What is asked -> Search the data below for the word "JSON" and copy each line that holds it.

Records provided ->
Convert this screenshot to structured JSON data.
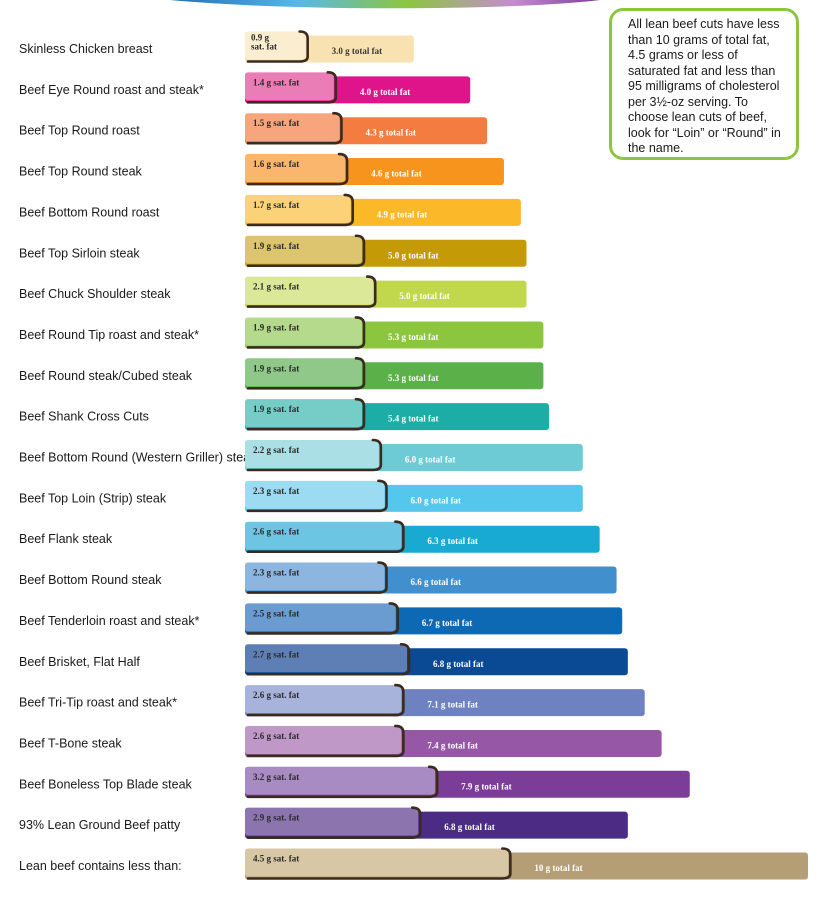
{
  "callout": {
    "text": "All lean beef cuts have less than 10 grams of total fat, 4.5 grams or less of saturated fat and less than 95 milligrams of cholesterol per 3½-oz serving. To choose lean cuts of beef, look for “Loin” or “Round” in the name."
  },
  "chart_data": {
    "type": "bar",
    "orientation": "horizontal",
    "grid": false,
    "categories": [
      "Skinless Chicken breast",
      "Beef Eye Round roast and steak*",
      "Beef Top Round roast",
      "Beef Top Round steak",
      "Beef Bottom Round roast",
      "Beef Top Sirloin steak",
      "Beef Chuck Shoulder steak",
      "Beef Round Tip roast and steak*",
      "Beef Round steak/Cubed steak",
      "Beef Shank Cross Cuts",
      "Beef Bottom Round (Western Griller) steak",
      "Beef Top Loin (Strip) steak",
      "Beef Flank steak",
      "Beef Bottom Round steak",
      "Beef Tenderloin roast and steak*",
      "Beef Brisket, Flat Half",
      "Beef Tri-Tip roast and steak*",
      "Beef T-Bone steak",
      "Beef Boneless Top Blade steak",
      "93% Lean Ground Beef patty",
      "Lean beef contains less than:"
    ],
    "series": [
      {
        "values": [
          0.9,
          1.4,
          1.5,
          1.6,
          1.7,
          1.9,
          2.1,
          1.9,
          1.9,
          1.9,
          2.2,
          2.3,
          2.6,
          2.3,
          2.5,
          2.7,
          2.6,
          2.6,
          3.2,
          2.9,
          4.5
        ],
        "labels": [
          "0.9 g sat. fat",
          "1.4 g sat. fat",
          "1.5 g sat. fat",
          "1.6 g sat. fat",
          "1.7 g sat. fat",
          "1.9 g sat. fat",
          "2.1 g sat. fat",
          "1.9 g sat. fat",
          "1.9 g sat. fat",
          "1.9 g sat. fat",
          "2.2 g sat. fat",
          "2.3 g sat. fat",
          "2.6 g sat. fat",
          "2.3 g sat. fat",
          "2.5 g sat. fat",
          "2.7 g sat. fat",
          "2.6 g sat. fat",
          "2.6 g sat. fat",
          "3.2 g sat. fat",
          "2.9 g sat. fat",
          "4.5 g sat. fat"
        ]
      },
      {
        "values": [
          3.0,
          4.0,
          4.3,
          4.6,
          4.9,
          5.0,
          5.0,
          5.3,
          5.3,
          5.4,
          6.0,
          6.0,
          6.3,
          6.6,
          6.7,
          6.8,
          7.1,
          7.4,
          7.9,
          6.8,
          10
        ],
        "labels": [
          "3.0 g total fat",
          "4.0 g total fat",
          "4.3 g total fat",
          "4.6 g total fat",
          "4.9 g total fat",
          "5.0 g total fat",
          "5.0 g total fat",
          "5.3 g total fat",
          "5.3 g total fat",
          "5.4 g total fat",
          "6.0 g total fat",
          "6.0 g total fat",
          "6.3 g total fat",
          "6.6 g total fat",
          "6.7 g total fat",
          "6.8 g total fat",
          "7.1 g total fat",
          "7.4 g total fat",
          "7.9 g total fat",
          "6.8 g total fat",
          "10 g total fat"
        ]
      }
    ],
    "colors": {
      "total": [
        "#f8e2b2",
        "#e0148a",
        "#f47c41",
        "#f7941d",
        "#fbb829",
        "#c49a07",
        "#c2d84c",
        "#8cc63f",
        "#5bb049",
        "#1bada6",
        "#6ccbd5",
        "#56c7ec",
        "#19aad4",
        "#418fcd",
        "#0d69b3",
        "#0a4a94",
        "#6e82c2",
        "#9557a6",
        "#7b3d98",
        "#4b2b84",
        "#b59e75"
      ],
      "sat": [
        "#fbeed0",
        "#ea7cb6",
        "#f8a57d",
        "#f9b66c",
        "#fcd278",
        "#dcc56e",
        "#dbe898",
        "#b6da8c",
        "#90c88a",
        "#76cdc8",
        "#a9dfe5",
        "#9cdcf3",
        "#6cc6e3",
        "#8cb6e0",
        "#6a9bd1",
        "#5d7fb6",
        "#a8b3dc",
        "#bf98c8",
        "#a88bc2",
        "#8c75ae",
        "#d7c7a4"
      ],
      "total_label_dark_rows": [
        0
      ]
    }
  }
}
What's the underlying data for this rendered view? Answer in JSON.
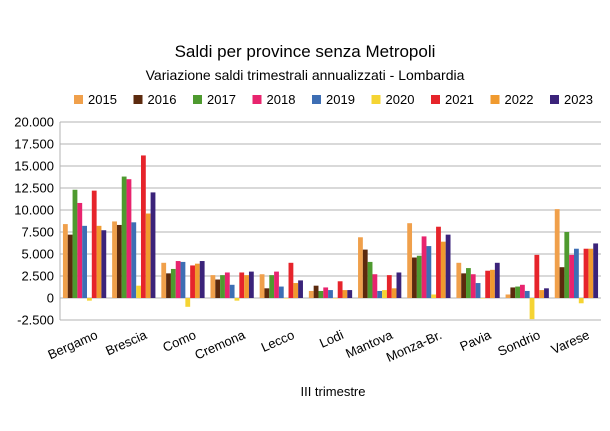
{
  "chart_data": {
    "type": "bar",
    "title": "Saldi per province senza Metropoli",
    "subtitle": "Variazione saldi trimestrali annualizzati - Lombardia",
    "xlabel": "III trimestre",
    "ylabel": "",
    "ylim": [
      -2500,
      20000
    ],
    "yticks": [
      -2500,
      0,
      2500,
      5000,
      7500,
      10000,
      12500,
      15000,
      17500,
      20000
    ],
    "ytick_labels": [
      "-2.500",
      "0",
      "2.500",
      "5.000",
      "7.500",
      "10.000",
      "12.500",
      "15.000",
      "17.500",
      "20.000"
    ],
    "grid": "horizontal",
    "legend_position": "top",
    "categories": [
      "Bergamo",
      "Brescia",
      "Como",
      "Cremona",
      "Lecco",
      "Lodi",
      "Mantova",
      "Monza-Br.",
      "Pavia",
      "Sondrio",
      "Varese"
    ],
    "series": [
      {
        "name": "2015",
        "color": "#f0a04b",
        "values": [
          8400,
          8700,
          4000,
          2600,
          2700,
          800,
          6900,
          8500,
          4000,
          400,
          10100
        ]
      },
      {
        "name": "2016",
        "color": "#5c2a0e",
        "values": [
          7200,
          8300,
          2800,
          2100,
          1100,
          1400,
          5500,
          4600,
          2800,
          1200,
          3500
        ]
      },
      {
        "name": "2017",
        "color": "#4e9a2f",
        "values": [
          12300,
          13800,
          3300,
          2600,
          2600,
          800,
          4100,
          4800,
          3400,
          1300,
          7500
        ]
      },
      {
        "name": "2018",
        "color": "#e8246e",
        "values": [
          10800,
          13500,
          4200,
          2900,
          3000,
          1200,
          2700,
          7000,
          2700,
          1500,
          4900
        ]
      },
      {
        "name": "2019",
        "color": "#3d6eb4",
        "values": [
          8200,
          8600,
          4100,
          1500,
          1300,
          900,
          800,
          5900,
          1700,
          800,
          5600
        ]
      },
      {
        "name": "2020",
        "color": "#f5d433",
        "values": [
          -300,
          1400,
          -1000,
          -300,
          0,
          0,
          900,
          400,
          0,
          -2400,
          -600
        ]
      },
      {
        "name": "2021",
        "color": "#e6242b",
        "values": [
          12200,
          16200,
          3700,
          2900,
          4000,
          1900,
          2600,
          8100,
          3100,
          4900,
          5600
        ]
      },
      {
        "name": "2022",
        "color": "#f09a2f",
        "values": [
          8200,
          9600,
          3900,
          2600,
          1700,
          900,
          1100,
          6400,
          3200,
          900,
          5600
        ]
      },
      {
        "name": "2023",
        "color": "#3b237a",
        "values": [
          7700,
          12000,
          4200,
          3000,
          2000,
          900,
          2900,
          7200,
          4000,
          1100,
          6200
        ]
      }
    ]
  }
}
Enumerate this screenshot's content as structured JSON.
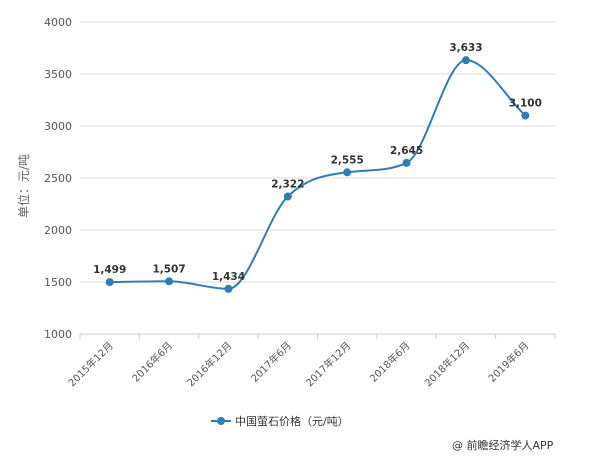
{
  "chart_data": {
    "type": "line",
    "title": "",
    "xlabel": "",
    "ylabel": "单位：元/吨",
    "categories": [
      "2015年12月",
      "2016年6月",
      "2016年12月",
      "2017年6月",
      "2017年12月",
      "2018年6月",
      "2018年12月",
      "2019年6月"
    ],
    "series": [
      {
        "name": "中国萤石价格（元/吨）",
        "values": [
          1499,
          1507,
          1434,
          2322,
          2555,
          2645,
          3633,
          3100
        ],
        "data_labels": [
          "1,499",
          "1,507",
          "1,434",
          "2,322",
          "2,555",
          "2,645",
          "3,633",
          "3,100"
        ],
        "color": "#2e7db8"
      }
    ],
    "ylim": [
      1000,
      4000
    ],
    "yticks": [
      1000,
      1500,
      2000,
      2500,
      3000,
      3500,
      4000
    ],
    "grid": true,
    "smooth": true,
    "legend_position": "bottom"
  },
  "source": "@ 前瞻经济学人APP",
  "colors": {
    "series": "#2e7db8",
    "grid": "#dddddd",
    "axis": "#cccccc"
  }
}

The result ->
Convert this screenshot to structured JSON data.
What's the underlying data for this rendered view? Answer in JSON.
Enumerate this screenshot's content as structured JSON.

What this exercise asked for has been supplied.